- [Your task]
In the records below, find the line with "Parse this chart and return its data as JSON." and repeat it and every line after it, exactly, without any pictures.

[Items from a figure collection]

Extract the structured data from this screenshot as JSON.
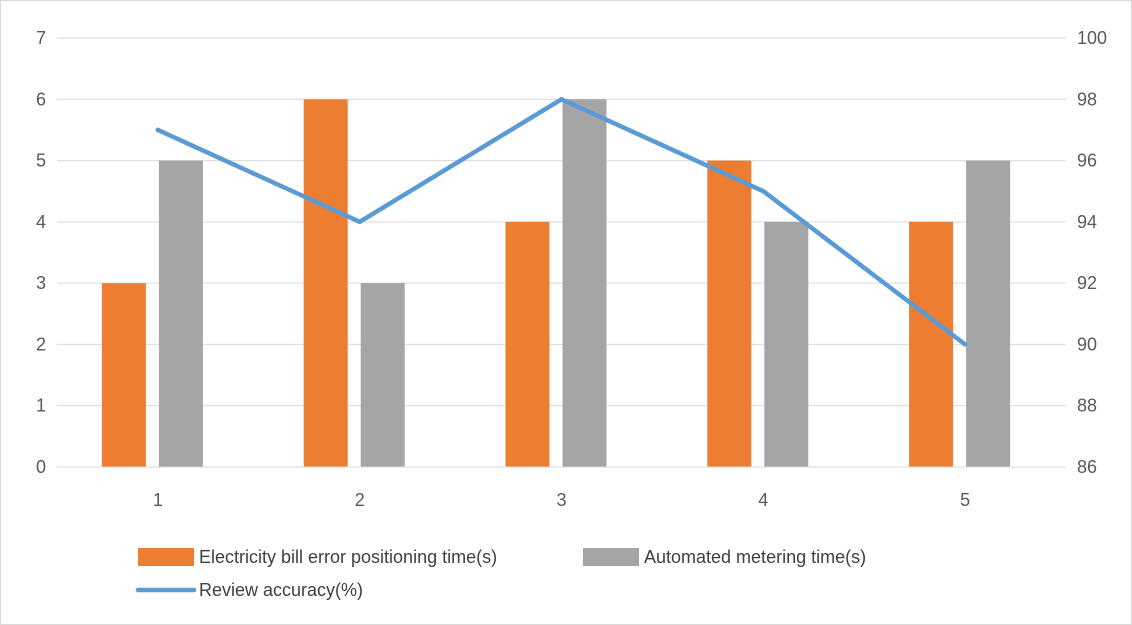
{
  "chart_data": {
    "type": "bar",
    "title": "",
    "xlabel": "",
    "ylabel": "",
    "y2label": "",
    "categories": [
      "1",
      "2",
      "3",
      "4",
      "5"
    ],
    "series": [
      {
        "name": "Electricity bill error positioning time(s)",
        "type": "bar",
        "axis": "left",
        "color": "#ED7D31",
        "values": [
          3,
          6,
          4,
          5,
          4
        ]
      },
      {
        "name": "Automated metering time(s)",
        "type": "bar",
        "axis": "left",
        "color": "#A5A5A5",
        "values": [
          5,
          3,
          6,
          4,
          5
        ]
      },
      {
        "name": "Review accuracy(%)",
        "type": "line",
        "axis": "right",
        "color": "#5B9BD5",
        "values": [
          97,
          94,
          98,
          95,
          90
        ]
      }
    ],
    "ylim": [
      0,
      7
    ],
    "yticks": [
      "0",
      "1",
      "2",
      "3",
      "4",
      "5",
      "6",
      "7"
    ],
    "y2lim": [
      86,
      100
    ],
    "y2ticks": [
      "86",
      "88",
      "90",
      "92",
      "94",
      "96",
      "98",
      "100"
    ],
    "grid": true,
    "legend_position": "bottom"
  }
}
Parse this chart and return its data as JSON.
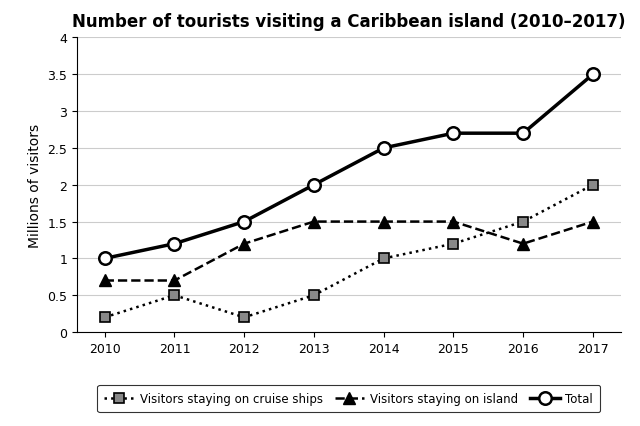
{
  "title": "Number of tourists visiting a Caribbean island (2010–2017)",
  "ylabel": "Millions of visitors",
  "years": [
    2010,
    2011,
    2012,
    2013,
    2014,
    2015,
    2016,
    2017
  ],
  "cruise_ships": [
    0.2,
    0.5,
    0.2,
    0.5,
    1.0,
    1.2,
    1.5,
    2.0
  ],
  "island": [
    0.7,
    0.7,
    1.2,
    1.5,
    1.5,
    1.5,
    1.2,
    1.5
  ],
  "total": [
    1.0,
    1.2,
    1.5,
    2.0,
    2.5,
    2.7,
    2.7,
    3.5
  ],
  "ylim": [
    0,
    4
  ],
  "yticks": [
    0,
    0.5,
    1.0,
    1.5,
    2.0,
    2.5,
    3.0,
    3.5,
    4.0
  ],
  "legend_labels": [
    "Visitors staying on cruise ships",
    "Visitors staying on island",
    "Total"
  ],
  "background_color": "#ffffff",
  "marker_cruise_color": "#888888",
  "marker_total_color": "#ffffff"
}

- [Task output]
Parse this chart and return its data as JSON.
{
  "title": "Number of tourists visiting a Caribbean island (2010–2017)",
  "ylabel": "Millions of visitors",
  "years": [
    2010,
    2011,
    2012,
    2013,
    2014,
    2015,
    2016,
    2017
  ],
  "cruise_ships": [
    0.2,
    0.5,
    0.2,
    0.5,
    1.0,
    1.2,
    1.5,
    2.0
  ],
  "island": [
    0.7,
    0.7,
    1.2,
    1.5,
    1.5,
    1.5,
    1.2,
    1.5
  ],
  "total": [
    1.0,
    1.2,
    1.5,
    2.0,
    2.5,
    2.7,
    2.7,
    3.5
  ],
  "ylim": [
    0,
    4
  ],
  "yticks": [
    0,
    0.5,
    1.0,
    1.5,
    2.0,
    2.5,
    3.0,
    3.5,
    4.0
  ],
  "legend_labels": [
    "Visitors staying on cruise ships",
    "Visitors staying on island",
    "Total"
  ],
  "background_color": "#ffffff",
  "marker_cruise_color": "#888888",
  "marker_total_color": "#ffffff"
}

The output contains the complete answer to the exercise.